GIVEN EXERCISE: Copy each line exactly. Leave nothing out.

(Records from a data collection)

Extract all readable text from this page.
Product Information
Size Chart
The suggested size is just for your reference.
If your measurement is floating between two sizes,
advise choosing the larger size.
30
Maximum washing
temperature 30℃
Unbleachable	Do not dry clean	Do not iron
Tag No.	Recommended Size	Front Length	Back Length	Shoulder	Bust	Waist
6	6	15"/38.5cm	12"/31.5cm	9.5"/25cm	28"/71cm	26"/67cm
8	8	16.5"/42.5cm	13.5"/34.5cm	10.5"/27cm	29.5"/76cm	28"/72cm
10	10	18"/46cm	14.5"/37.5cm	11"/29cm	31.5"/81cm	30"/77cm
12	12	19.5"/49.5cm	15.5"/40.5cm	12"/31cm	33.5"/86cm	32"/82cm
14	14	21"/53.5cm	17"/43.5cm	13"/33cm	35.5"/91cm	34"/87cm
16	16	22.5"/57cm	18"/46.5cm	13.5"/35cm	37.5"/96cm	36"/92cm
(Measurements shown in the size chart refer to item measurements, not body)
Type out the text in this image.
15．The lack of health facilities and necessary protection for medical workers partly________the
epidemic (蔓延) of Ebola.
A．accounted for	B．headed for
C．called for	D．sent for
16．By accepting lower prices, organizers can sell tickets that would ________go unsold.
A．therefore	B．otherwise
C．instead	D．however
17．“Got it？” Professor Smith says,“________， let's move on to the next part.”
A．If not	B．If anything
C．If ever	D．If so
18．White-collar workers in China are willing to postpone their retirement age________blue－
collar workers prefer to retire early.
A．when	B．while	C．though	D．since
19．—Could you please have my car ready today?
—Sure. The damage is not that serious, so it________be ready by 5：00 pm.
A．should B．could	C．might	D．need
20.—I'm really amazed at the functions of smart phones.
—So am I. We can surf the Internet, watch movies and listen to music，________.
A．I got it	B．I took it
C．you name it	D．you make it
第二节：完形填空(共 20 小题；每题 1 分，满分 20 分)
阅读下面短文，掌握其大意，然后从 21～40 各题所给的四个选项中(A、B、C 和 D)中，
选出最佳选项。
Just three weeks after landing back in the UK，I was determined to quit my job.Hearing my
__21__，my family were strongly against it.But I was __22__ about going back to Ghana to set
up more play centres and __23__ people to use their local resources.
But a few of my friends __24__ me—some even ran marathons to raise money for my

FINAL ANSWER:
Extract all readable text from this page.
Product Information
Size Chart
The suggested size is just for your reference.
If your measurement is floating between two sizes,
advise choosing the larger size.
30
Maximum washing
temperature 30℃
Unbleachable	Do not dry clean	Do not iron
Tag No.	Recommended Size	Front Length	Back Length	Shoulder	Bust	Waist
6	6	15"/38.5cm	12"/31.5cm	9.5"/25cm	28"/71cm	26"/67cm
8	8	16.5"/42.5cm	13.5"/34.5cm	10.5"/27cm	29.5"/76cm	28"/72cm
10	10	18"/46cm	14.5"/37.5cm	11"/29cm	31.5"/81cm	30"/77cm
12	12	19.5"/49.5cm	15.5"/40.5cm	12"/31cm	33.5"/86cm	32"/82cm
14	14	21"/53.5cm	17"/43.5cm	13"/33cm	35.5"/91cm	34"/87cm
16	16	22.5"/57cm	18"/46.5cm	13.5"/35cm	37.5"/96cm	36"/92cm
(Measurements shown in the size chart refer to item measurements, not body)
Type out the text in this image.
15．The lack of health facilities and necessary protection for medical workers partly________the
epidemic (蔓延) of Ebola.
A．accounted for	B．headed for
C．called for	D．sent for
16．By accepting lower prices, organizers can sell tickets that would ________go unsold.
A．therefore	B．otherwise
C．instead	D．however
17．“Got it？” Professor Smith says,“________， let's move on to the next part.”
A．If not	B．If anything
C．If ever	D．If so
18．White-collar workers in China are willing to postpone their retirement age________blue－
collar workers prefer to retire early.
A．when	B．while	C．though	D．since
19．—Could you please have my car ready today?
—Sure. The damage is not that serious, so it________be ready by 5：00 pm.
A．should B．could	C．might	D．need
20.—I'm really amazed at the functions of smart phones.
—So am I. We can surf the Internet, watch movies and listen to music，________.
A．I got it	B．I took it
C．you name it	D．you make it
第二节：完形填空(共 20 小题；每题 1 分，满分 20 分)
阅读下面短文，掌握其大意，然后从 21～40 各题所给的四个选项中(A、B、C 和 D)中，
选出最佳选项。
Just three weeks after landing back in the UK，I was determined to quit my job.Hearing my
__21__，my family were strongly against it.But I was __22__ about going back to Ghana to set
up more play centres and __23__ people to use their local resources.
But a few of my friends __24__ me—some even ran marathons to raise money for my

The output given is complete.